=== WRITTEN PROBLEM 1 ===
Duplicate the recorded data from its first line up to and including the line with "dialog-header: Notification bbox=[224, 145, 371, 173]".

=== PAGE EXCERPT ===
A combi is a small, privately owned van that follows a regular route and is used for inexpensive public transportation.
Michael: The last time we talked you said your sister was arrested. Have you talked to anybody since then?
Romeo: Yes. I talked to my mum, I talked to my brother, and I talked to my sister-in-law. Almost everybody I could get hold of. She’s still in jail; there’s not much help. The crackdown goes on and on. Even the teachers that are not in trouble are scared to go back to school. School opens in two weeks—the union for the teachers told them not to go back to school because it’s very dangerous. If the situation doesn’t change, they want the teachers to stay home because of how dangerous it is. We’ll see when the schools open.
My uncle is a colonel in the army and he’s not helping anybody. That’s the sad part. He’s in the regime that’s killing people—that’s done all these bad things to people—but he’s not doing anything to help us.
Michael: What about your brother?
Romeo: He’s just a businessman; they can’t do anything. It’s getting worse and worse every day. They just raided the office of the opposition party. The people in the rural areas were running to hide in Harare and there were no places for them to go. They were staying in their offices. The opposition vice president Thokozani Khupe managed to get them some food from a non-governmental organization, but they don’t have a place for them to stay. So now they raided those offices. They’ve nowhere to go. It’s back to square one.
Michael: Why did your sister get arrested?
Romeo: Because she was involved with the elections. The teachers work for the government, so when they have elections it’s the teachers doing the election process. Now they’re accusing the teachers of manipulating the election results for the opposition. She’s one of the people who have been picked up for that.
Michael: How did she get picked up? Do you know?
Romeo: I don’t know; I didn’t get all the details. I don’t know how she got picked up. They followed her…
Michael: Because school wasn’t in session when she got picked up…
Romeo: No. I think it started from the village. My sister moved close to my mom. So the school that we went to, that’s where my sister teaches.

=== WRITTEN PROBLEM 2 ===
According to the interview excerpt, why was Romeo's sister arrested?

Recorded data
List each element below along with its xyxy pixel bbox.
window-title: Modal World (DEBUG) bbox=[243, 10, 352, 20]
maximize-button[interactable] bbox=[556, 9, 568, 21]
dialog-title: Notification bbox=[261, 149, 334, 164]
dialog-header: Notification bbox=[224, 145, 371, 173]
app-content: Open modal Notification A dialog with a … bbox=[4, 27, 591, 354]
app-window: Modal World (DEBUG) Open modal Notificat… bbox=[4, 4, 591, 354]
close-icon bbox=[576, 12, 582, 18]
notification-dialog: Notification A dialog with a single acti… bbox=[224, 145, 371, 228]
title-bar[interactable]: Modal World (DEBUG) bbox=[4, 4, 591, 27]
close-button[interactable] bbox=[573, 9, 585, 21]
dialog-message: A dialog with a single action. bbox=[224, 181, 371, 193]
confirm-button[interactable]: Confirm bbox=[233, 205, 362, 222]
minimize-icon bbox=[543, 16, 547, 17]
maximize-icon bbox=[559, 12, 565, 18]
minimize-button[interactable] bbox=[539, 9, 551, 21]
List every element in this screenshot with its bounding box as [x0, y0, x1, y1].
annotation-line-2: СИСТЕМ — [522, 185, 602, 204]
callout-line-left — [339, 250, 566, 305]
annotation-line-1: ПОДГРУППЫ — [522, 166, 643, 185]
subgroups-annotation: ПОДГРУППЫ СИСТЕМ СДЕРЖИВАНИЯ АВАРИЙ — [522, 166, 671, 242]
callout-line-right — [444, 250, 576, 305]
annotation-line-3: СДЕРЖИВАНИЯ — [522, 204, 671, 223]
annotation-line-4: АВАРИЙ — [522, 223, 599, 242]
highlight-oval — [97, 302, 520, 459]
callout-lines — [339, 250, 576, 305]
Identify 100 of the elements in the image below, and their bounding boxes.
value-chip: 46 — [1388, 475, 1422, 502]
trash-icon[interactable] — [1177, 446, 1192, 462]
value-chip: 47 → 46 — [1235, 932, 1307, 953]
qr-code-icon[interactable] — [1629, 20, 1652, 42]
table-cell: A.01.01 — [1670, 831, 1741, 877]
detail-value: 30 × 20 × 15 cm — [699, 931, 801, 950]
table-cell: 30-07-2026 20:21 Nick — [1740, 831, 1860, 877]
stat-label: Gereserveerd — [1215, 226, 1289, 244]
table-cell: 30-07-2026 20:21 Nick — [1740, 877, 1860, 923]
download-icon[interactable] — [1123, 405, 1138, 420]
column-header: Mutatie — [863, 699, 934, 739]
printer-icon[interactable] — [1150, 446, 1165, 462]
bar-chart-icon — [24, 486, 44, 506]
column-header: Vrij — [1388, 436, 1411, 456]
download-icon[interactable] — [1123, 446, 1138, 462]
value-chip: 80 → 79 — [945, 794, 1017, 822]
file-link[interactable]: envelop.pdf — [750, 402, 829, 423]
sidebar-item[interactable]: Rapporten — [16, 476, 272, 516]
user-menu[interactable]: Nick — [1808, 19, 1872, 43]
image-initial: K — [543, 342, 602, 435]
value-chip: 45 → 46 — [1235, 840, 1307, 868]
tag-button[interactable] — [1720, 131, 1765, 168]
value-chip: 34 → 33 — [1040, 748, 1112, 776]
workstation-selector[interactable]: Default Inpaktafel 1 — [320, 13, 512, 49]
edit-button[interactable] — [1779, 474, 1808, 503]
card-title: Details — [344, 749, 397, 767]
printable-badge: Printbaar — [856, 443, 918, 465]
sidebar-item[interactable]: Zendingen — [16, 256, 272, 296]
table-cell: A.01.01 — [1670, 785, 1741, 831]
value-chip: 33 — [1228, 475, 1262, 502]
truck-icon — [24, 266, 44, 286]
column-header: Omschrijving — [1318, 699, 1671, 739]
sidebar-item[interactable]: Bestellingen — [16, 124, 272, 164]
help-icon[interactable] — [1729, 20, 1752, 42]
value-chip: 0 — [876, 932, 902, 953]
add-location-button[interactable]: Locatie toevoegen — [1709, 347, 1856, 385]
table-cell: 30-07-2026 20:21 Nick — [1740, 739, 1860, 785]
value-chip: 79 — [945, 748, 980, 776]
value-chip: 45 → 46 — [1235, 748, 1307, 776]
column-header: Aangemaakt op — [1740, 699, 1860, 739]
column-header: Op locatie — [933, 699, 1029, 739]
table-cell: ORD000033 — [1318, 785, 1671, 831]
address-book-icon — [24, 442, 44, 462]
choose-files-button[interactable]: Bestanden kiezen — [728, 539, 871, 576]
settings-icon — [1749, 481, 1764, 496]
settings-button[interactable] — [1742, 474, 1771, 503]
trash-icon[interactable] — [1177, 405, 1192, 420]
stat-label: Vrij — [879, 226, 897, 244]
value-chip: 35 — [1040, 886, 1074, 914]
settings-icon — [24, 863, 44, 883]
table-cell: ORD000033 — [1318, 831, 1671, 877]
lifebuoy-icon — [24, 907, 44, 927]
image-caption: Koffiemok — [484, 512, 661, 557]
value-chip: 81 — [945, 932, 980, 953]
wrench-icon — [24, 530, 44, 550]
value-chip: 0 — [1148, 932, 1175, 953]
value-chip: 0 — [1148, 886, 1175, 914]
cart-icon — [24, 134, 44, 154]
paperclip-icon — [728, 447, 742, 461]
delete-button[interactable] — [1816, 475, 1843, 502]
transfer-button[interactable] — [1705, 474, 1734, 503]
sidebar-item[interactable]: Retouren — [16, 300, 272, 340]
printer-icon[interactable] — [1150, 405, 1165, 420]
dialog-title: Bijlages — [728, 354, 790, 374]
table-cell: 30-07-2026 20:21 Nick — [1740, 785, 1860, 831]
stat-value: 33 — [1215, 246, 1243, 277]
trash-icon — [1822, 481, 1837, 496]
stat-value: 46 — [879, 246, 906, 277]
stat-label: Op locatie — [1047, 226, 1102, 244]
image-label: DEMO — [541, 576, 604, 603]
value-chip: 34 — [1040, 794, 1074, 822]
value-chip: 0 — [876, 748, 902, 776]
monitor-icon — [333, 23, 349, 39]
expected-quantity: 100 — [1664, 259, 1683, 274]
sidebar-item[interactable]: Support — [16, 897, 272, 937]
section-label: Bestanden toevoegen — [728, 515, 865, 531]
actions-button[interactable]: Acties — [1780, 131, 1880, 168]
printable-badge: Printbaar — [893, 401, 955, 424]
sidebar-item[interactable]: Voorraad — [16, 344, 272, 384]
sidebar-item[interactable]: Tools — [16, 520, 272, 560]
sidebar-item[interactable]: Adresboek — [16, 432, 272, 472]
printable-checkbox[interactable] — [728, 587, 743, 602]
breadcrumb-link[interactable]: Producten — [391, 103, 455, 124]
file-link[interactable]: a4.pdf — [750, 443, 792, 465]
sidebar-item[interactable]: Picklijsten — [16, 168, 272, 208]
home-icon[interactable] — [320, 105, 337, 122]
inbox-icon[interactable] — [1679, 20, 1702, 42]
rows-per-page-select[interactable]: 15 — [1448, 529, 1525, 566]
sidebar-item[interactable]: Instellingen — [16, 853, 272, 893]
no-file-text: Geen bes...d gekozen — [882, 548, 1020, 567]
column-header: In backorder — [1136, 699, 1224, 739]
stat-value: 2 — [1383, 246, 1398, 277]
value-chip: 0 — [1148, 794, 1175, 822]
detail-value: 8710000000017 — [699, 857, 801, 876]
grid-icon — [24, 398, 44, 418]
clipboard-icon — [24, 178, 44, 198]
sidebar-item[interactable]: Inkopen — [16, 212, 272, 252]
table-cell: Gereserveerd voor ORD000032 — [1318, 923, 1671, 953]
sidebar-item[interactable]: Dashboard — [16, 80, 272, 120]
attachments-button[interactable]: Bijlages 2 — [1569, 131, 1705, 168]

=== EXERCISE SOLUTION 1 ===
List each element below along with its xyxy pixel bbox.
window-title: Modal World (DEBUG) bbox=[243, 10, 352, 20]
maximize-button[interactable] bbox=[556, 9, 568, 21]
dialog-title: Notification bbox=[261, 149, 334, 164]
dialog-header: Notification bbox=[224, 145, 371, 173]

=== EXERCISE SOLUTION 2 ===
She was arrested because she was involved with the elections, and teachers are being accused of manipulating the election results for the opposition.